Dataset entries:

▬▬▬

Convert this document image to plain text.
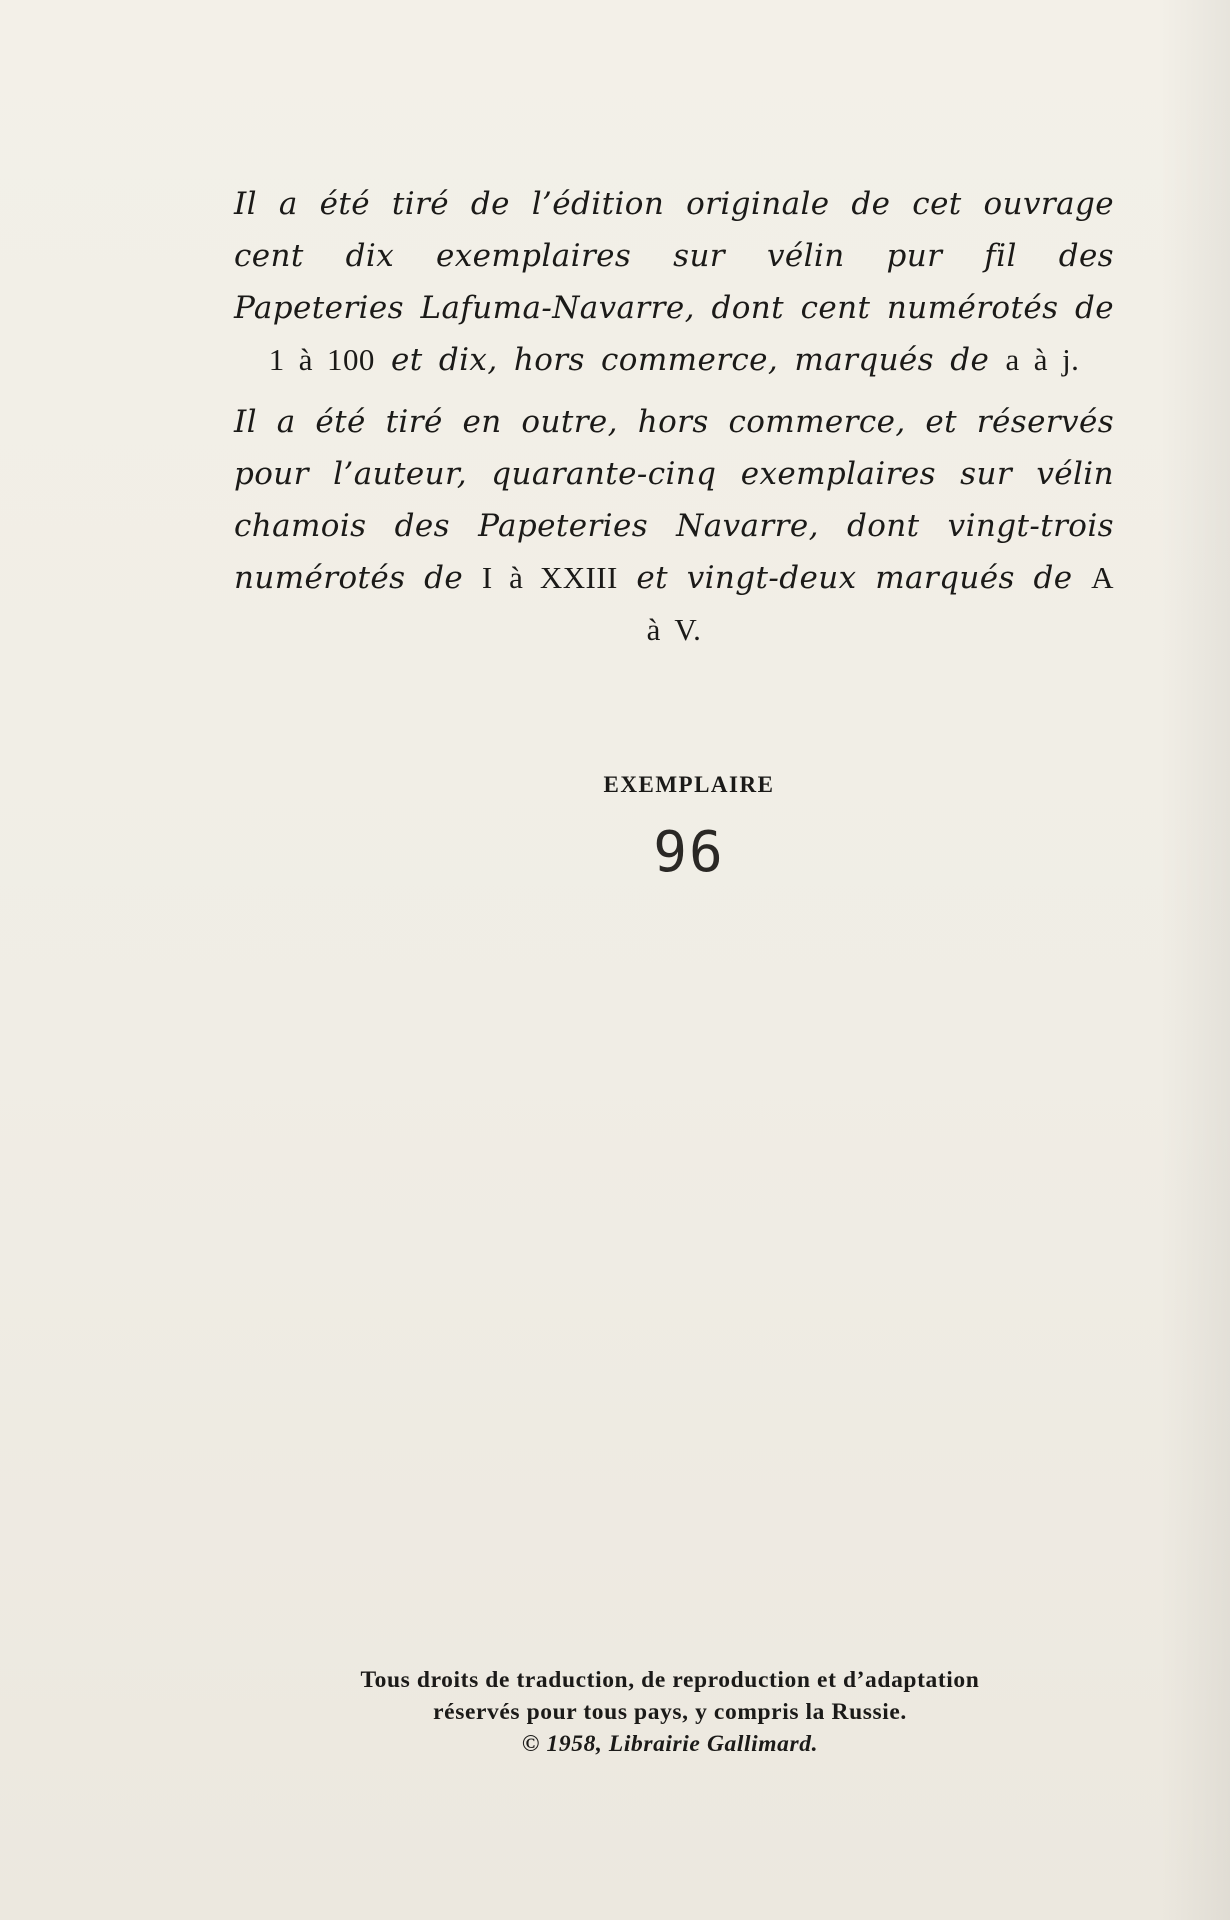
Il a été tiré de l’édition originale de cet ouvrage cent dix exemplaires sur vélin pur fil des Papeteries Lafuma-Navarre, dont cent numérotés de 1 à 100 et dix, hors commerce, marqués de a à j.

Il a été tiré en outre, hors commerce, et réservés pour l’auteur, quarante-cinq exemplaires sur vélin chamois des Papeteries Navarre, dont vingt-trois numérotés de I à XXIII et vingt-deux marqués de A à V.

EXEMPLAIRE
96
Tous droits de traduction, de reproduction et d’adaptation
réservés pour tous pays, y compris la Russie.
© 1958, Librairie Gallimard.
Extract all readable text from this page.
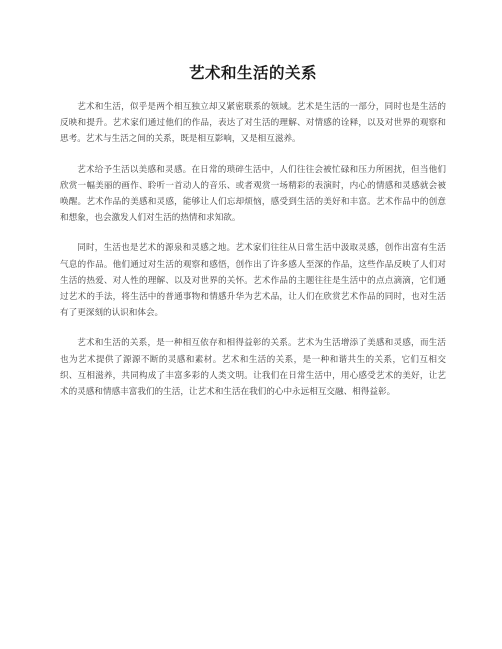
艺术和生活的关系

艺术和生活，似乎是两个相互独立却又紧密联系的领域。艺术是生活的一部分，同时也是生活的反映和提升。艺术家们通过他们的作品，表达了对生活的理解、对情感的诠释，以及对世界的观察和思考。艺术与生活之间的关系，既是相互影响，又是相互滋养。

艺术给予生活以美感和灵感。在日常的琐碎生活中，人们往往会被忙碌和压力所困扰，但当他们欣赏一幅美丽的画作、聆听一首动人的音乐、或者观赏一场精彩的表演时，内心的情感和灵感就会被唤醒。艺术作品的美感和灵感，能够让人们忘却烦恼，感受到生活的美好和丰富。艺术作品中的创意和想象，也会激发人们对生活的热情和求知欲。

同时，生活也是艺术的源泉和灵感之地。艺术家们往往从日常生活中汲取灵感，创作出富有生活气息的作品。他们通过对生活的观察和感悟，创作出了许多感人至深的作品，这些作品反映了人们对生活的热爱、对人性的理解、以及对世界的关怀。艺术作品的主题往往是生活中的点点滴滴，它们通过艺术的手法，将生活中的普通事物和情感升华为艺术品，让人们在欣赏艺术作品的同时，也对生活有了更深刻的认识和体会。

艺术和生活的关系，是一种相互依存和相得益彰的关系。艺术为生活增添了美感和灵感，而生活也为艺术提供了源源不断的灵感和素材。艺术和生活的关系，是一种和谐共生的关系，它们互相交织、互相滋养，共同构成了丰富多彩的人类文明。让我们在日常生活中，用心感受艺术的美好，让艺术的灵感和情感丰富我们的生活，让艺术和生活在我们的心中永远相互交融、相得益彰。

▬▬▬

Gather and return every line that holds the string "numérotés".

Il a été tiré de l’édition originale de cet ouvrage cent dix exemplaires sur vélin pur fil des Papeteries Lafuma-Navarre, dont cent numérotés de 1 à 100 et dix, hors commerce, marqués de a à j.
Il a été tiré en outre, hors commerce, et réservés pour l’auteur, quarante-cinq exemplaires sur vélin chamois des Papeteries Navarre, dont vingt-trois numérotés de I à XXIII et vingt-deux marqués de A à V.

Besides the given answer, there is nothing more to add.